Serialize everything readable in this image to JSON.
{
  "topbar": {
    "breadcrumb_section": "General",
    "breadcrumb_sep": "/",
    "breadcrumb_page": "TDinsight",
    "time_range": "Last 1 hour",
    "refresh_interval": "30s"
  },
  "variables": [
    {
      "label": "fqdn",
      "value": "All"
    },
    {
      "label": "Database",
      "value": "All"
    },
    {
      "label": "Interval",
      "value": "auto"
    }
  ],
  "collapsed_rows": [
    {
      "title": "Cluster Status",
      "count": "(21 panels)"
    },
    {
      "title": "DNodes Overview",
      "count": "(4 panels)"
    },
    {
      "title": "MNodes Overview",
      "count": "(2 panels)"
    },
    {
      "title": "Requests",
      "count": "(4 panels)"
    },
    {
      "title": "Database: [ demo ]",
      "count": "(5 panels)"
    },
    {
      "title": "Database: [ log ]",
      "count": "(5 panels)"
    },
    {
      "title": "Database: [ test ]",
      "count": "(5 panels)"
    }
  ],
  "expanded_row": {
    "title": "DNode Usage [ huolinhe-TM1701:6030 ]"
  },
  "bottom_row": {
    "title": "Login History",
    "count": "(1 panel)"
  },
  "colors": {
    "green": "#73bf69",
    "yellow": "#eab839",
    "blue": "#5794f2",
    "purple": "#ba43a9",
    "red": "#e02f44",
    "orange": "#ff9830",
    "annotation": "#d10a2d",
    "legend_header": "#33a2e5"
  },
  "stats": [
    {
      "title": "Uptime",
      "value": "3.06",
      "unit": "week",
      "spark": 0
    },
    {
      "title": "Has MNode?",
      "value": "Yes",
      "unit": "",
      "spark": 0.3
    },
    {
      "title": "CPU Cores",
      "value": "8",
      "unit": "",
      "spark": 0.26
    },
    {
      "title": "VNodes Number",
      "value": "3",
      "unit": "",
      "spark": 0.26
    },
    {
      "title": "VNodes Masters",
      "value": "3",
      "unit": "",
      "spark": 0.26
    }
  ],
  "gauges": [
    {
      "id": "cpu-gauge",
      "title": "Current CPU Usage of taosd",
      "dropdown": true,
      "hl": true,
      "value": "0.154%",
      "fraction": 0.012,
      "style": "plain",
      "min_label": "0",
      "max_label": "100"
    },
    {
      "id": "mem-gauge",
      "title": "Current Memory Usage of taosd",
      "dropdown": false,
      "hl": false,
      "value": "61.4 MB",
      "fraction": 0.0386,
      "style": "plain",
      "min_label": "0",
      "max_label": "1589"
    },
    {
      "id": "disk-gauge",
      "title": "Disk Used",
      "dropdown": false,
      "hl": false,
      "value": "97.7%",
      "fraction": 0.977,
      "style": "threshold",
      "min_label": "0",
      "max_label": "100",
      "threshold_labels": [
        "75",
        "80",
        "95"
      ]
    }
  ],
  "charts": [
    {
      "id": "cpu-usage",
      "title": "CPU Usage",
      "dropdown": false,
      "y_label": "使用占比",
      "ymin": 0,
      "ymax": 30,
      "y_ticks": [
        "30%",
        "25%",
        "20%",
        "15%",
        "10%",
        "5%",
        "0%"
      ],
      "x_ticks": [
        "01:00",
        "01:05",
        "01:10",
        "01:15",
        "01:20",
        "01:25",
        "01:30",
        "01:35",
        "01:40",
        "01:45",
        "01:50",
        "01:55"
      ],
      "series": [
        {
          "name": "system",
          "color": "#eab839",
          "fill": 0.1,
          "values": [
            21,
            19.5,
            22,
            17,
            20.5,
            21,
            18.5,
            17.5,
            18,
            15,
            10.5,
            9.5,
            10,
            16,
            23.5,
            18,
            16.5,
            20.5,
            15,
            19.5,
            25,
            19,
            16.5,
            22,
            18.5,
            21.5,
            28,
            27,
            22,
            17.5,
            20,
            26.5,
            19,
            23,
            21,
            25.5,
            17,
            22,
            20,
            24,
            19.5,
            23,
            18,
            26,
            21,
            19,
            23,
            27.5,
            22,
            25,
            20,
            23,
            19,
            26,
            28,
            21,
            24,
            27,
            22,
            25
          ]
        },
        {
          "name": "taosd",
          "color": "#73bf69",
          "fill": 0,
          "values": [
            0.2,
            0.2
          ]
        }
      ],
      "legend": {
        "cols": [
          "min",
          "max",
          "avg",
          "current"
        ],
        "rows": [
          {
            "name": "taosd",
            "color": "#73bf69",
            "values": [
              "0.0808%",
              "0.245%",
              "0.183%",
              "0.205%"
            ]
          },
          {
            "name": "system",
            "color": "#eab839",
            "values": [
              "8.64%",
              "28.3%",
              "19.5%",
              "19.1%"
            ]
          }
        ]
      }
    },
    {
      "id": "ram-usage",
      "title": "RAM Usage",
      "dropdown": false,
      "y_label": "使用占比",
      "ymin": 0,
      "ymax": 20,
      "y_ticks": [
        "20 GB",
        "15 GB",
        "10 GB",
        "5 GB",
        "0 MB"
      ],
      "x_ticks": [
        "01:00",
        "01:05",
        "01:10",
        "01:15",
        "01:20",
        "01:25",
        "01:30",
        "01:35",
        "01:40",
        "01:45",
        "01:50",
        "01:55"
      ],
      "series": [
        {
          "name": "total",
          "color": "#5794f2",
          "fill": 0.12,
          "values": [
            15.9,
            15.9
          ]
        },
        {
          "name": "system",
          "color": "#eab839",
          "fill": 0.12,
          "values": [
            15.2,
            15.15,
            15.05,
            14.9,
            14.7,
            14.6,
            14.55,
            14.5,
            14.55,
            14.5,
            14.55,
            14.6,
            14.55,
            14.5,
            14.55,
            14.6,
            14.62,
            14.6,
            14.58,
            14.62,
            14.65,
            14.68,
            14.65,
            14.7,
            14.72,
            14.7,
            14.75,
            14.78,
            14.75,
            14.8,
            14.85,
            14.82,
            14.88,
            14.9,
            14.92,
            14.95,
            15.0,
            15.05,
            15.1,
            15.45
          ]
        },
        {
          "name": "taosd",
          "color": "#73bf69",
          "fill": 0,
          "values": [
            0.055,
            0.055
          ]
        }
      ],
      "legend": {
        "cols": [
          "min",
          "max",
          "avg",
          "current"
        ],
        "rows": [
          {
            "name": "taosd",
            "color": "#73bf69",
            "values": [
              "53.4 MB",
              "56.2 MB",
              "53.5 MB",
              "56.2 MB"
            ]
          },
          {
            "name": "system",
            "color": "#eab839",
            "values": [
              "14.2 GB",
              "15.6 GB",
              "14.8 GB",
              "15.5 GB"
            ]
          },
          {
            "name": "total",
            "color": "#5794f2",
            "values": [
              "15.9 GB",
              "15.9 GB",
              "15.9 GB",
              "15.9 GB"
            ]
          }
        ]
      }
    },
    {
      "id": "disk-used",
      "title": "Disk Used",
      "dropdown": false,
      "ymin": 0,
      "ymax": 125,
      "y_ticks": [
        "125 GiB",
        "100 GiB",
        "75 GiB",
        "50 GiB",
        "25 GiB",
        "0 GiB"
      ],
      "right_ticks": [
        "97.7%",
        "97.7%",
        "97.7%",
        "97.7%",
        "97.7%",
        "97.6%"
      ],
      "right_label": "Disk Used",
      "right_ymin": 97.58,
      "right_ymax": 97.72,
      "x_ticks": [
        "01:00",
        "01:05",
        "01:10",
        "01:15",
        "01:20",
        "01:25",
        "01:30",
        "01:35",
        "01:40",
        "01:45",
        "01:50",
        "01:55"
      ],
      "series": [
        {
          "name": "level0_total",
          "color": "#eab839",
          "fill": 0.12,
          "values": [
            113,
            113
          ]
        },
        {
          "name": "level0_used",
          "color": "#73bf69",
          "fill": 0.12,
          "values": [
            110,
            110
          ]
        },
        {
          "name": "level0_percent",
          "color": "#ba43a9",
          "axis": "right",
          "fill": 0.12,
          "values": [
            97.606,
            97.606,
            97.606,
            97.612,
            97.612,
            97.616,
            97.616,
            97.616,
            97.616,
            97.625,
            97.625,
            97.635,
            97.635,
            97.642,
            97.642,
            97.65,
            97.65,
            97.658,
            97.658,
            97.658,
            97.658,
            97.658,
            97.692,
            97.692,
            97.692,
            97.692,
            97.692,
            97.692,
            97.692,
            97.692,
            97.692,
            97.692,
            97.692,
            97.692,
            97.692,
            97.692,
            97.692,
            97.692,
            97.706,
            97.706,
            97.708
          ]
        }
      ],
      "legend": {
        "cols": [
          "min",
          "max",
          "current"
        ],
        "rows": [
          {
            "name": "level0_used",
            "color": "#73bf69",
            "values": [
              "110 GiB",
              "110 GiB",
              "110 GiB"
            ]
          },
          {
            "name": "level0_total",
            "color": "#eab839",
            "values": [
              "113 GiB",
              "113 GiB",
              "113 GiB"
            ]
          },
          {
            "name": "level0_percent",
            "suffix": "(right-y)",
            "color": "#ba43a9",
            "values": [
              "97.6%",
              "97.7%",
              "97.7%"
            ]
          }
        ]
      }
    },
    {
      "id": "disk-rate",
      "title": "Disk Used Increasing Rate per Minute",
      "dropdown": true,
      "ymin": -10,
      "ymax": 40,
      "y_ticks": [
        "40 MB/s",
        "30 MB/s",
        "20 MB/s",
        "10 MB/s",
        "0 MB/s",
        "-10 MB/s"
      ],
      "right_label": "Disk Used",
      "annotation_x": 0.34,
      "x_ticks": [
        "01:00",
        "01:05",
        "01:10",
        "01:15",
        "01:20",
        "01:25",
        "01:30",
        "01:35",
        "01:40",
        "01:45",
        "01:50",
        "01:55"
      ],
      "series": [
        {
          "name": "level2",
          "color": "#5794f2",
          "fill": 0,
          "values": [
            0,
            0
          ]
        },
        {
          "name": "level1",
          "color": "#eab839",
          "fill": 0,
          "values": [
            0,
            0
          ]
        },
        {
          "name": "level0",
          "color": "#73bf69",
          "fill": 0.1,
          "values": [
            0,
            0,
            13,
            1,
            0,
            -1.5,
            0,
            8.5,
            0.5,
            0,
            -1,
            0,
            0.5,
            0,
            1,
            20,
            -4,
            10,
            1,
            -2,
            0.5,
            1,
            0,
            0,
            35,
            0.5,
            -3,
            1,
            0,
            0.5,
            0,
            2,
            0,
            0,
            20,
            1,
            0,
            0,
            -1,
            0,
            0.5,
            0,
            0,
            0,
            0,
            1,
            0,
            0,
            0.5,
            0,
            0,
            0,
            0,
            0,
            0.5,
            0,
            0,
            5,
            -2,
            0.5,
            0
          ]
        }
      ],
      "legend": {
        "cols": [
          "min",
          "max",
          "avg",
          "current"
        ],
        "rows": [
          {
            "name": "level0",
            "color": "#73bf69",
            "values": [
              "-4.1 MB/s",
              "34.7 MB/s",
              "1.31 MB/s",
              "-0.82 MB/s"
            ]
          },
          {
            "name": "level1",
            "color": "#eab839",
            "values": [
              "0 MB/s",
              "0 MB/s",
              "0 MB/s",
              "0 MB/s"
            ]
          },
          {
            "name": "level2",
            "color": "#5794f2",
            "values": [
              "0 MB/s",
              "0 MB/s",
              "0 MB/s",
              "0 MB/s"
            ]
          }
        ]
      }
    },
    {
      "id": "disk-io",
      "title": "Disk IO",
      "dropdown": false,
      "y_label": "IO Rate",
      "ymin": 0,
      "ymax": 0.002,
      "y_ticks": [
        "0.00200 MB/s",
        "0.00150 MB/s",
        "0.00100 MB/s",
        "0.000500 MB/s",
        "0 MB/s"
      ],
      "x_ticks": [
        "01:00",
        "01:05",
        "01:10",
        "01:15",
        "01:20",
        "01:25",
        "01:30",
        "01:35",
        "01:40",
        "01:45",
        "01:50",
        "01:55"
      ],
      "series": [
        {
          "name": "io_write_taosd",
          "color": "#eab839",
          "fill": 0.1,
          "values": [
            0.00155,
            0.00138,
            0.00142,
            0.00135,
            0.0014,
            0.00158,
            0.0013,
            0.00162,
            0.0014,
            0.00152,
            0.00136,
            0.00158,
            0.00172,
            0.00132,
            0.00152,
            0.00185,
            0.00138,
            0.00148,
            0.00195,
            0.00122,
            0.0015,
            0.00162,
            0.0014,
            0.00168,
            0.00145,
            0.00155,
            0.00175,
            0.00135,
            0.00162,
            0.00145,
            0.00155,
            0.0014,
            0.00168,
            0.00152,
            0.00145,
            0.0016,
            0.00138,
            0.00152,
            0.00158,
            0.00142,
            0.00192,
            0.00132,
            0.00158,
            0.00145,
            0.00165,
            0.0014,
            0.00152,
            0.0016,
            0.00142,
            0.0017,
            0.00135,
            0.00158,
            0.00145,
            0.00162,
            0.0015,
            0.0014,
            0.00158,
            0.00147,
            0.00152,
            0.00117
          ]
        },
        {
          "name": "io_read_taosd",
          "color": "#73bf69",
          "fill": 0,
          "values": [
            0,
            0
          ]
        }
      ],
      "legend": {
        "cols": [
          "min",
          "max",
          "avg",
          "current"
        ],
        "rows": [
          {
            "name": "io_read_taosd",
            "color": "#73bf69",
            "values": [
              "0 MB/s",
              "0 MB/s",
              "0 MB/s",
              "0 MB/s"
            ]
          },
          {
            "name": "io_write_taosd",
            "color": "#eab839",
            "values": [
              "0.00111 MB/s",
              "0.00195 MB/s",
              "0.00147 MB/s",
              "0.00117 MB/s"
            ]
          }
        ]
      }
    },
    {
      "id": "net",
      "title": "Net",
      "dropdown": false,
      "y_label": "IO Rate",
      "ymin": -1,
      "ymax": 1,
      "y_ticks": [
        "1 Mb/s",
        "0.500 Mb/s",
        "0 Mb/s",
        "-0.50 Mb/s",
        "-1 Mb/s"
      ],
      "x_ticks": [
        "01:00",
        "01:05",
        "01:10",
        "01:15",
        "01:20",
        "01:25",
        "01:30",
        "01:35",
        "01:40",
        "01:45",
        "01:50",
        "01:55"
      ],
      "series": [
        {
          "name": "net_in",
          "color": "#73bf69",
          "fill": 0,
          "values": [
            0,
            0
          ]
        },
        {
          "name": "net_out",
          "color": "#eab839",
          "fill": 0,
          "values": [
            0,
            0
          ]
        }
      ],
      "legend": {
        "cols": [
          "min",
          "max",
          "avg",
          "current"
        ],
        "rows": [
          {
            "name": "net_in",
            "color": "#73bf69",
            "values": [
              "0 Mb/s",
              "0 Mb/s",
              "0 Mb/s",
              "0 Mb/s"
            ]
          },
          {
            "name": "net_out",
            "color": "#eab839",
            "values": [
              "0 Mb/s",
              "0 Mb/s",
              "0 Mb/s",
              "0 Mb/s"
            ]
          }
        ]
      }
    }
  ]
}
***
TASK OBJECTIVE:
Determine how many lines in the records contain "VNodes", and reply with the number only.

WRITTEN ANSWER:
2